▸ Available records
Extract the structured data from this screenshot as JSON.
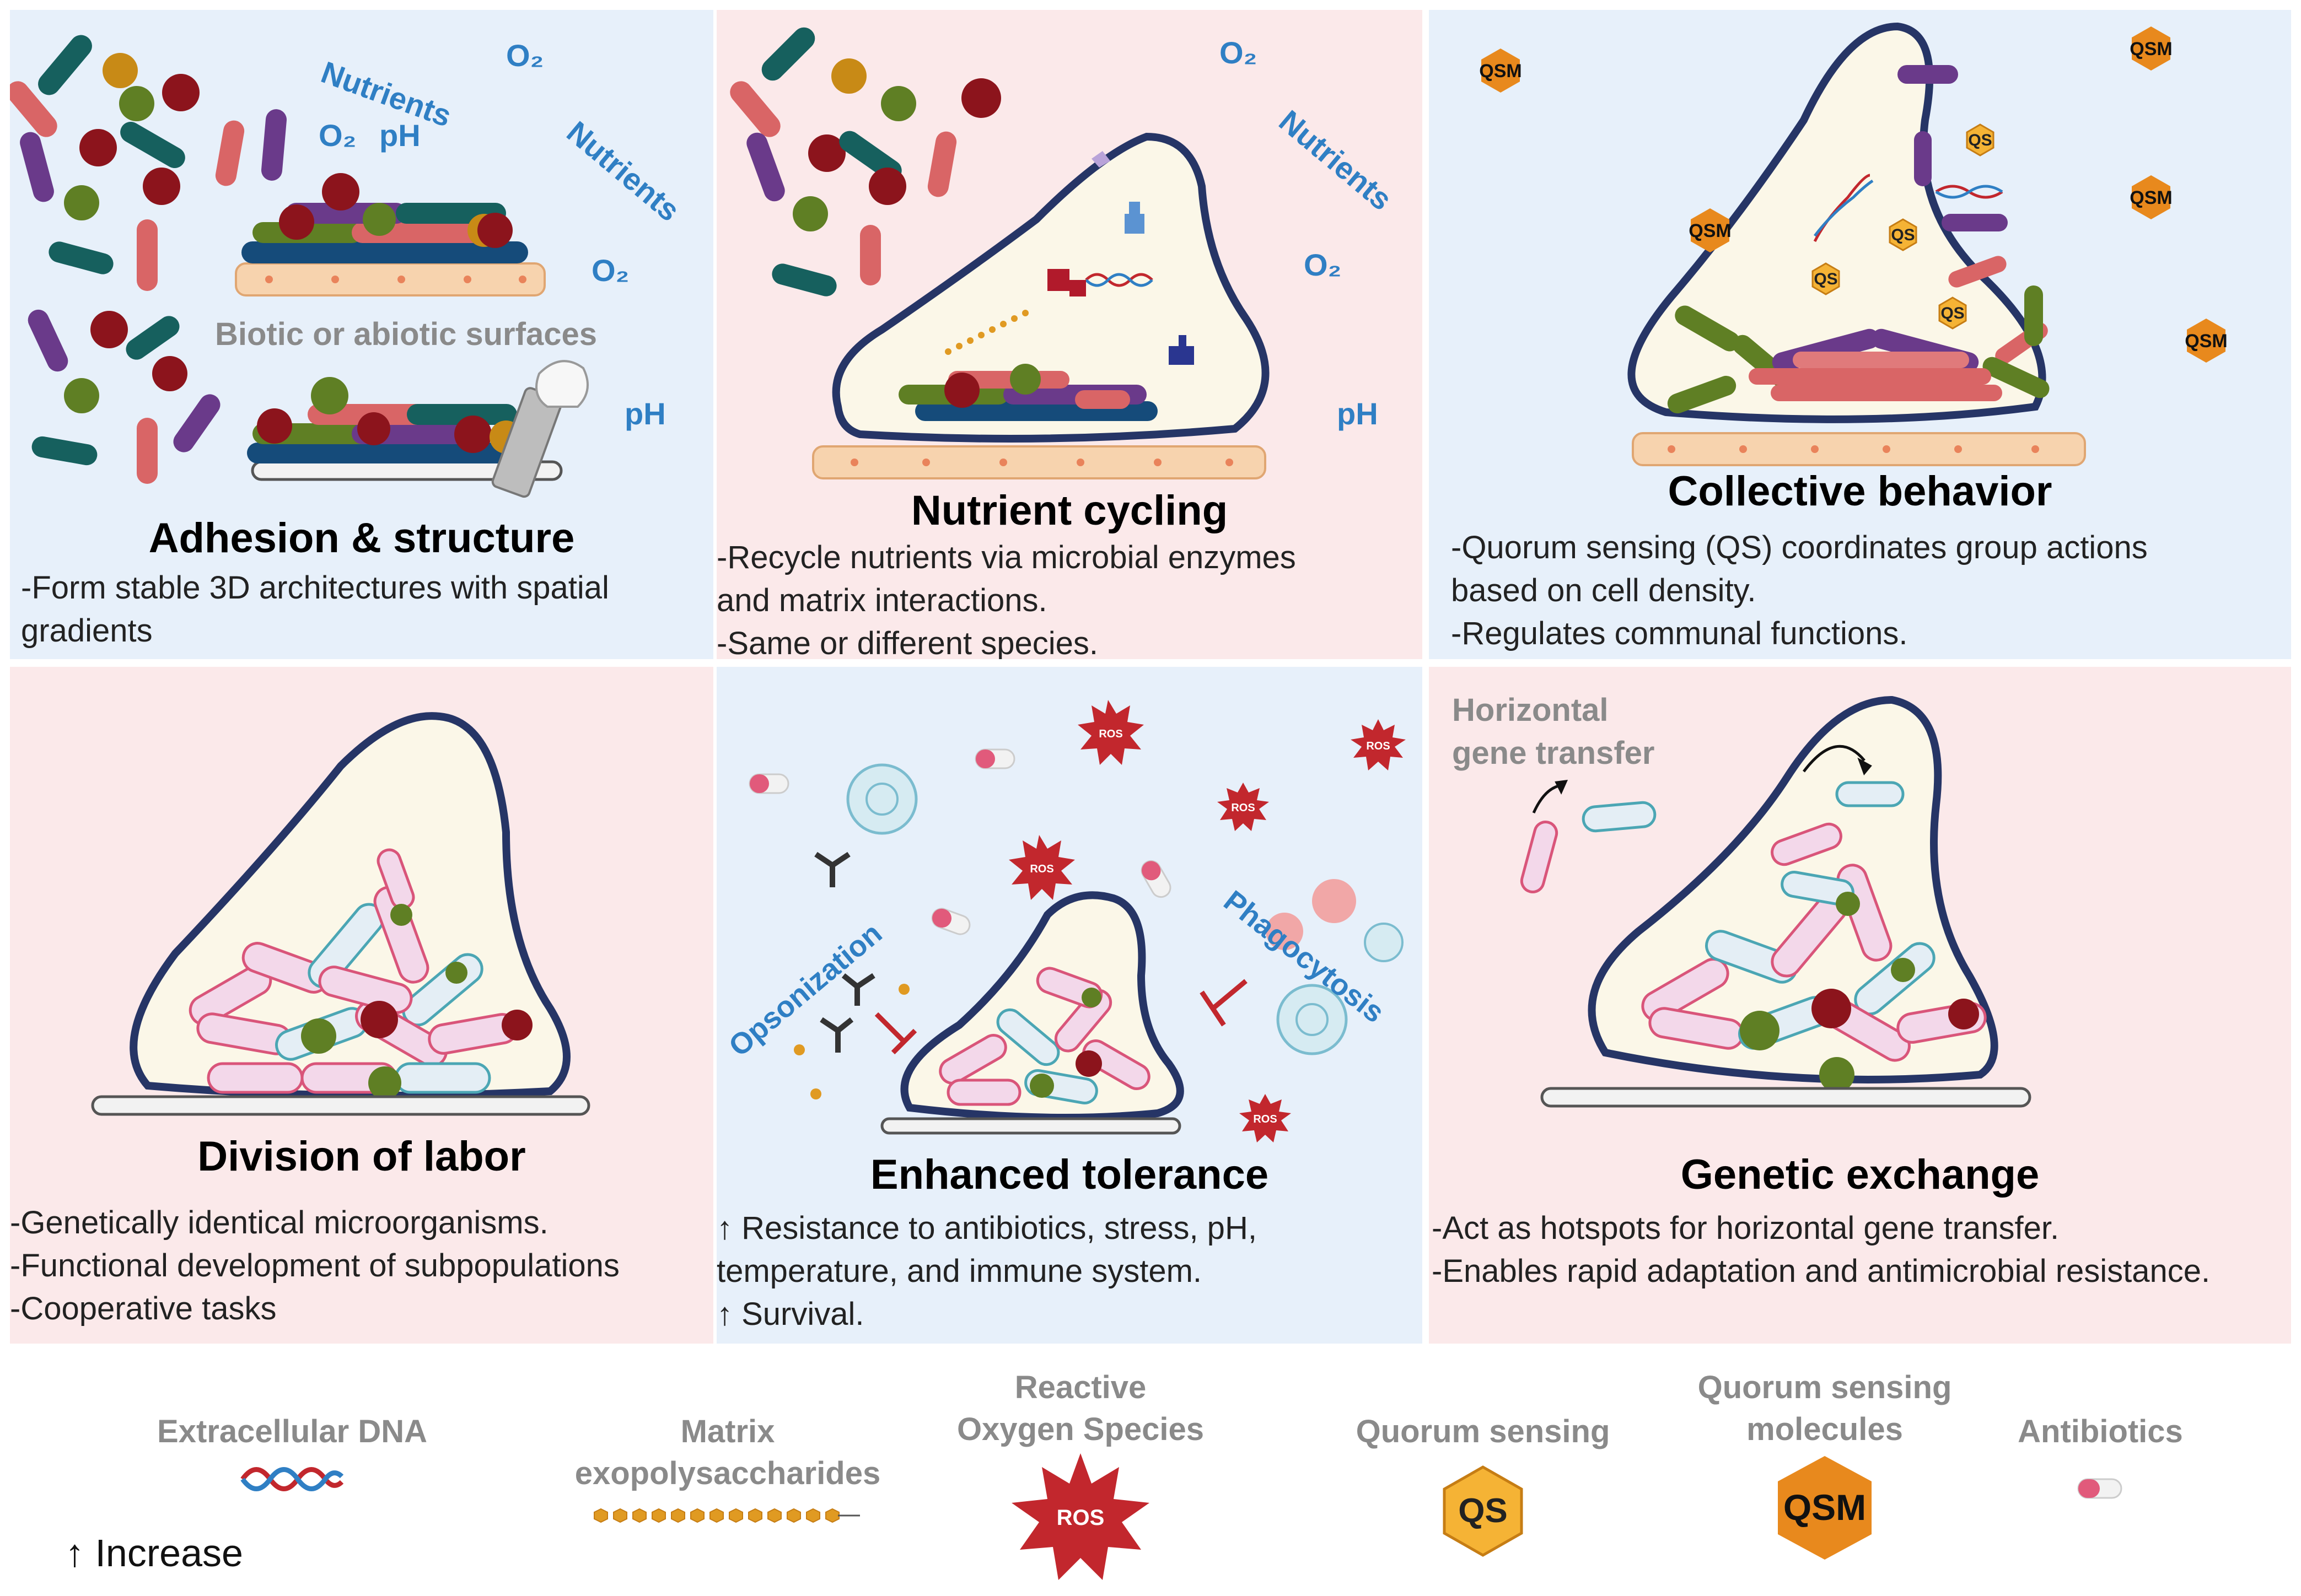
{
  "panels": [
    {
      "title": "Adhesion & structure",
      "desc": [
        "-Form stable 3D architectures with spatial",
        "gradients"
      ],
      "labels": {
        "nutrients1": "Nutrients",
        "nutrients2": "Nutrients",
        "o2a": "O₂",
        "o2b": "O₂",
        "o2c": "O₂",
        "ph1": "pH",
        "ph2": "pH",
        "surfaces": "Biotic or abiotic surfaces"
      }
    },
    {
      "title": "Nutrient cycling",
      "desc": [
        "-Recycle nutrients via microbial enzymes",
        "and matrix interactions.",
        "-Same or different species."
      ],
      "labels": {
        "o2a": "O₂",
        "o2b": "O₂",
        "nutrients": "Nutrients",
        "ph": "pH"
      }
    },
    {
      "title": "Collective behavior",
      "desc": [
        "-Quorum sensing (QS) coordinates group actions",
        "based on cell density.",
        "-Regulates communal functions."
      ],
      "labels": {
        "qsm": "QSM",
        "qs": "QS"
      }
    },
    {
      "title": "Division of labor",
      "desc": [
        "-Genetically identical microorganisms.",
        "-Functional development of subpopulations",
        "-Cooperative tasks"
      ]
    },
    {
      "title": "Enhanced tolerance",
      "desc": [
        "↑ Resistance to antibiotics, stress, pH,",
        "temperature, and immune system.",
        "↑  Survival."
      ],
      "labels": {
        "opsonization": "Opsonization",
        "phagocytosis": "Phagocytosis",
        "ros": "ROS"
      }
    },
    {
      "title": "Genetic exchange",
      "desc": [
        "-Act as hotspots for horizontal gene transfer.",
        "-Enables rapid adaptation and antimicrobial resistance."
      ],
      "labels": {
        "hgt": [
          "Horizontal",
          "gene transfer"
        ]
      }
    }
  ],
  "legend": {
    "edna": "Extracellular DNA",
    "matrix": [
      "Matrix",
      "exopolysaccharides"
    ],
    "ros": [
      "Reactive",
      "Oxygen Species"
    ],
    "ros_icon": "ROS",
    "qs": "Quorum sensing",
    "qs_icon": "QS",
    "qsm": [
      "Quorum sensing",
      "molecules"
    ],
    "qsm_icon": "QSM",
    "antibiotics": "Antibiotics",
    "increase": "↑ Increase"
  },
  "colors": {
    "blue_panel": "#e7f0fa",
    "pink_panel": "#fbe9ea",
    "biofilm_outline": "#263566",
    "label_blue": "#2f7fc4",
    "ros_red": "#c2272d",
    "qs_orange": "#f5b335",
    "qsm_orange": "#e8891d"
  }
}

▸ What the task requires
From the listing above, determine how many lines contain "antibiotics", then write only that number.

▸ Completed exercise
2